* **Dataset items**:
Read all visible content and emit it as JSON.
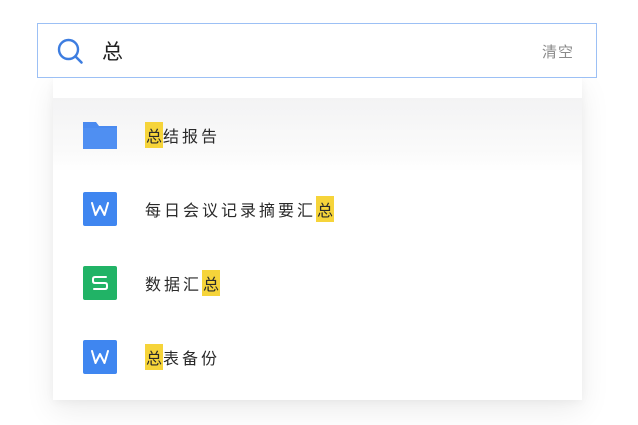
{
  "search": {
    "query": "总",
    "clear_label": "清空"
  },
  "colors": {
    "border": "#9cc0f5",
    "search_icon": "#3d7de0",
    "folder": "#4a8af0",
    "word": "#3f86f0",
    "sheet": "#21b366",
    "highlight": "#f6d43a"
  },
  "results": [
    {
      "type": "folder",
      "icon": "folder-icon",
      "prefix": "",
      "match": "总",
      "suffix": "结报告"
    },
    {
      "type": "word",
      "icon": "word-doc-icon",
      "badge": "W",
      "prefix": "每日会议记录摘要汇",
      "match": "总",
      "suffix": ""
    },
    {
      "type": "sheet",
      "icon": "spreadsheet-icon",
      "badge": "S",
      "prefix": "数据汇",
      "match": "总",
      "suffix": ""
    },
    {
      "type": "word",
      "icon": "word-doc-icon",
      "badge": "W",
      "prefix": "",
      "match": "总",
      "suffix": "表备份"
    }
  ]
}
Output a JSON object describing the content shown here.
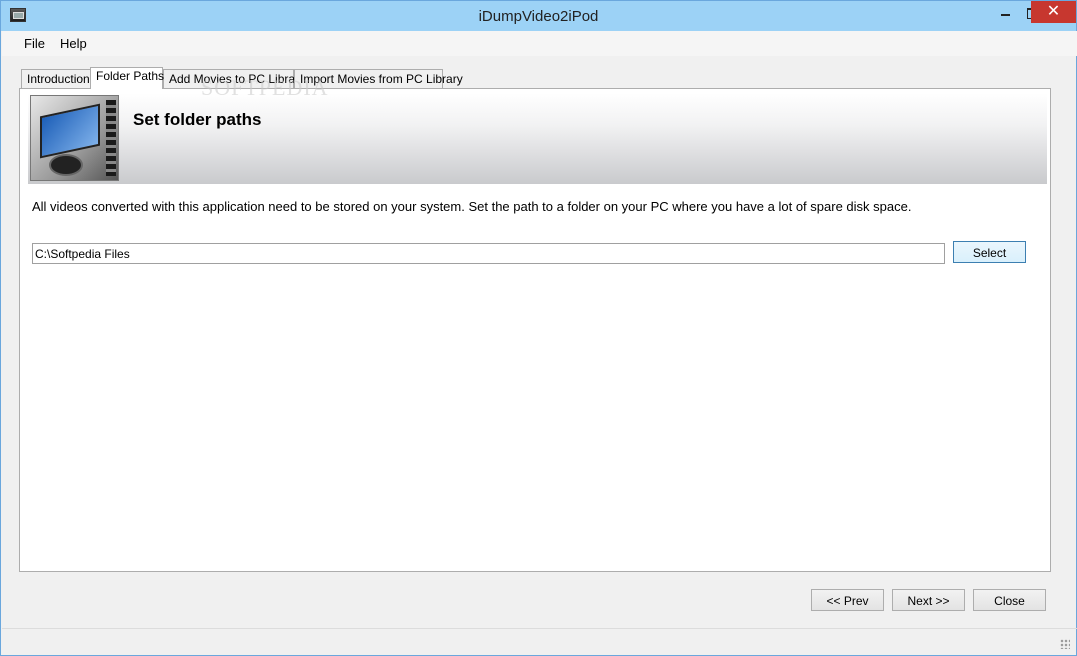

* **Request**:
Select every line of the material above holding the word "type" and copy it.

* **Exercise response**:
      "type": "folder",
      "type": "word",
      "type": "sheet",
      "type": "word",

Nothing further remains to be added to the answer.